=== Items from a dataset ===

◇ ◇ ◇ ◇ ◇

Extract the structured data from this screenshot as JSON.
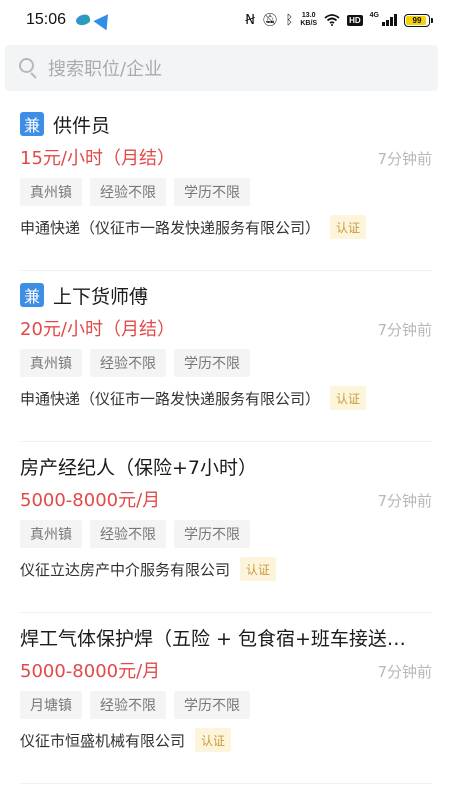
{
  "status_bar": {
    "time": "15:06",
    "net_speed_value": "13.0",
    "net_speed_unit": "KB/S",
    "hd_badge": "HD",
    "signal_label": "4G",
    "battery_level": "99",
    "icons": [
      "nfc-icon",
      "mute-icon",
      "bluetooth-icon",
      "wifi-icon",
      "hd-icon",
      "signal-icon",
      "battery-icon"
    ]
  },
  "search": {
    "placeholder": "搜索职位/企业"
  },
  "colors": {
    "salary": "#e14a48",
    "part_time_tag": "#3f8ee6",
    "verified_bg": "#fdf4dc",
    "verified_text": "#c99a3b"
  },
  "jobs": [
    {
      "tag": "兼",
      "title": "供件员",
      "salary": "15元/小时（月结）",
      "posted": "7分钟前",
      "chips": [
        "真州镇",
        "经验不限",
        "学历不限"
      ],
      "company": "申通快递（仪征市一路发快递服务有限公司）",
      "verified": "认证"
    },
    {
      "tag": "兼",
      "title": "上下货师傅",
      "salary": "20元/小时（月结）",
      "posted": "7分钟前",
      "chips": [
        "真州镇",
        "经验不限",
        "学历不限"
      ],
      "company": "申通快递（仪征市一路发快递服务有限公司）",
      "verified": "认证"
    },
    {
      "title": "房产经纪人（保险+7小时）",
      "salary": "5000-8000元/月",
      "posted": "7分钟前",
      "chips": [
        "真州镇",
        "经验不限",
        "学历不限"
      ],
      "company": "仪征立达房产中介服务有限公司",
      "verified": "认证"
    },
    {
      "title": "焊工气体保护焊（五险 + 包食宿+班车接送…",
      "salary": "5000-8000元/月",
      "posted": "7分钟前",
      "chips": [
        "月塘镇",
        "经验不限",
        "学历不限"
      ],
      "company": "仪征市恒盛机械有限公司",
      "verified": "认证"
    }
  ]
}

◇ ◇ ◇ ◇ ◇

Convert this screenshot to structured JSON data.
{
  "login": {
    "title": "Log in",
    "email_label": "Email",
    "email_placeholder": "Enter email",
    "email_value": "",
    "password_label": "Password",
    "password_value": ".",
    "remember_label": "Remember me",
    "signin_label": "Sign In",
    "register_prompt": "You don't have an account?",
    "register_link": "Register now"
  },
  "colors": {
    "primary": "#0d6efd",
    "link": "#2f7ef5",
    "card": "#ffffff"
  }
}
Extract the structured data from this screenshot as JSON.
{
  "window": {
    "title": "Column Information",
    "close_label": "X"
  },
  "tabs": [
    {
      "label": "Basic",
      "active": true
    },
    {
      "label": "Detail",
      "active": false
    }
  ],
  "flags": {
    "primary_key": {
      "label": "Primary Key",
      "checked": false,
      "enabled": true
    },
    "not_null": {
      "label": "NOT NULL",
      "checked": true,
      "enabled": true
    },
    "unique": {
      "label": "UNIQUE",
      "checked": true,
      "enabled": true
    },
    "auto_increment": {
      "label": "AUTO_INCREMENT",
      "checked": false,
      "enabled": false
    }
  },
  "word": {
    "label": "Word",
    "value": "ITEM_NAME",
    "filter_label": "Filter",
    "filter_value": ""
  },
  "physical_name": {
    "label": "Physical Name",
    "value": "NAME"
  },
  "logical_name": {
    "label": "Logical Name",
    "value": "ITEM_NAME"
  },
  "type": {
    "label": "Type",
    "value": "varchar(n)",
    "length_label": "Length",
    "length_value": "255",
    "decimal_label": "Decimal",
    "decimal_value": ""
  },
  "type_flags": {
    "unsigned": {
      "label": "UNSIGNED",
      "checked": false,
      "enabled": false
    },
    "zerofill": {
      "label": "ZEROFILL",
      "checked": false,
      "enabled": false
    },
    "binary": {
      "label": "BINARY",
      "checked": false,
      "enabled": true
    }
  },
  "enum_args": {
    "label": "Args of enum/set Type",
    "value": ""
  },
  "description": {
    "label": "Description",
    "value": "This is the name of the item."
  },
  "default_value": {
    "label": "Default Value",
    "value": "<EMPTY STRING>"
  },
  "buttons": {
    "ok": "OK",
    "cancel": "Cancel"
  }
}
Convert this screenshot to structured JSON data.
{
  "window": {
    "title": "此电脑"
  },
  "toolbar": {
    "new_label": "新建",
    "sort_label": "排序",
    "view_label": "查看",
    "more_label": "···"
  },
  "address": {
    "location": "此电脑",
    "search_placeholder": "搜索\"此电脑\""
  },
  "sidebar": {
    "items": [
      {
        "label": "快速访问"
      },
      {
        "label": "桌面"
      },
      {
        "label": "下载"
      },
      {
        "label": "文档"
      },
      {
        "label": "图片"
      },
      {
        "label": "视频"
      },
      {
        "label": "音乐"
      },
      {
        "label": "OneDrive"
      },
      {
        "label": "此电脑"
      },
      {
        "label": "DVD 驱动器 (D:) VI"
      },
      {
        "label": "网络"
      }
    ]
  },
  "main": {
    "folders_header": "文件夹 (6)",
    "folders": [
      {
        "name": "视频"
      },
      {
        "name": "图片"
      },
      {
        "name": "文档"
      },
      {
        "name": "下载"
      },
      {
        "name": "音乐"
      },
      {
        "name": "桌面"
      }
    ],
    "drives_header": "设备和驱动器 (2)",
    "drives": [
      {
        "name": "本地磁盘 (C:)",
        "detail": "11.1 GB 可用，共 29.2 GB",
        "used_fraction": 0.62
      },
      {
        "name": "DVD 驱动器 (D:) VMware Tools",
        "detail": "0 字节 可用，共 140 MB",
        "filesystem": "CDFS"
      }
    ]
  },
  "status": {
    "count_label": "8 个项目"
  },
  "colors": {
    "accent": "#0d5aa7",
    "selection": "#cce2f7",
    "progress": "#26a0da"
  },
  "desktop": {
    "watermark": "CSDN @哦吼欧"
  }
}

◇ ◇ ◇ ◇ ◇

=== Written problem ===
Lines of the material that contain the word "company" are to be gathered.

=== The completed task ===
      "company": "申通快递（仪征市一路发快递服务有限公司）",
      "company": "申通快递（仪征市一路发快递服务有限公司）",
      "company": "仪征立达房产中介服务有限公司",
      "company": "仪征市恒盛机械有限公司",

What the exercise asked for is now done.